▶ What is being asked:
Check every line of the material below for "type". Give the number of lines that have it, and only that.

▶ Supplied data:
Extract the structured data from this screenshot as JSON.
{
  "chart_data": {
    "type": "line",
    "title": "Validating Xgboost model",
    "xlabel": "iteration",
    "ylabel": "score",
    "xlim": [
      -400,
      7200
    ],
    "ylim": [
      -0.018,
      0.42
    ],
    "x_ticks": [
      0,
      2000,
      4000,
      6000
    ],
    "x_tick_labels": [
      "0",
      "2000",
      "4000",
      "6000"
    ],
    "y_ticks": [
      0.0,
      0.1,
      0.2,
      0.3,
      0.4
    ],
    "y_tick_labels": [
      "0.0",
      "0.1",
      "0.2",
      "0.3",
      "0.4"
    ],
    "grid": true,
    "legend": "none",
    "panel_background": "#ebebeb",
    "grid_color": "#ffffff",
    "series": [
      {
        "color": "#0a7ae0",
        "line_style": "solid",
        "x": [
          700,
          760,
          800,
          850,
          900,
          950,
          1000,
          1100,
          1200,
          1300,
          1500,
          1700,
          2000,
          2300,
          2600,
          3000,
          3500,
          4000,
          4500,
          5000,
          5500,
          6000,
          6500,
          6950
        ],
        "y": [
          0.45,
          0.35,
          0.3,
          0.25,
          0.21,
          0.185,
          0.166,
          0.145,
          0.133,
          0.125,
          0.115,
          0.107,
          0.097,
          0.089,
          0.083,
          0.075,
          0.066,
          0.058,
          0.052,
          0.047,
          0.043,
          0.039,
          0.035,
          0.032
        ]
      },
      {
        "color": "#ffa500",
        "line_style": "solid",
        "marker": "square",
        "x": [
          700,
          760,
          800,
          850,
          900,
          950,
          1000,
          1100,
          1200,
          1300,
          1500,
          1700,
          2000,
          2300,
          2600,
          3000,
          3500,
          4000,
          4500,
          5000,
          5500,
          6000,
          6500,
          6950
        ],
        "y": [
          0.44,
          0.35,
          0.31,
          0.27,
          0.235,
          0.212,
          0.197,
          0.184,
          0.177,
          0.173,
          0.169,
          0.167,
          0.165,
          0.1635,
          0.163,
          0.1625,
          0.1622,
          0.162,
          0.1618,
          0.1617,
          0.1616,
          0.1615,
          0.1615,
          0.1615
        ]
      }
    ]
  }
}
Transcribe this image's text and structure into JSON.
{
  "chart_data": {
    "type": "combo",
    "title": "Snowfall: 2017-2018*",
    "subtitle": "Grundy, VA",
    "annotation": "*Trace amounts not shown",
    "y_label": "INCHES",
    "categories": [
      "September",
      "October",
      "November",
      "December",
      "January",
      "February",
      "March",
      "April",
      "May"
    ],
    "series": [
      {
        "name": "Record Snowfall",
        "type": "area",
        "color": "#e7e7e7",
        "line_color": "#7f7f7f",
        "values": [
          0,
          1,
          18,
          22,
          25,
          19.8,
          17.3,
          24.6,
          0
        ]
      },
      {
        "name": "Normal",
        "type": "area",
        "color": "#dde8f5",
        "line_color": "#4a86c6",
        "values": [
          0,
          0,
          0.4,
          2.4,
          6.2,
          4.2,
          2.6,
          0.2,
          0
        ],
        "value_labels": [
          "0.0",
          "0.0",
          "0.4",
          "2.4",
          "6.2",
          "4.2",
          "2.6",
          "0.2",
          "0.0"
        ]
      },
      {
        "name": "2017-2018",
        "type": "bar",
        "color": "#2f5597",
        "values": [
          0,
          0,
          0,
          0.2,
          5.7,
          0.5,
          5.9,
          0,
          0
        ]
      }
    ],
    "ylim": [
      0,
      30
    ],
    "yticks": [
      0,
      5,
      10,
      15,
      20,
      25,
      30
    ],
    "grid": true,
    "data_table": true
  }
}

▶ The answer:
5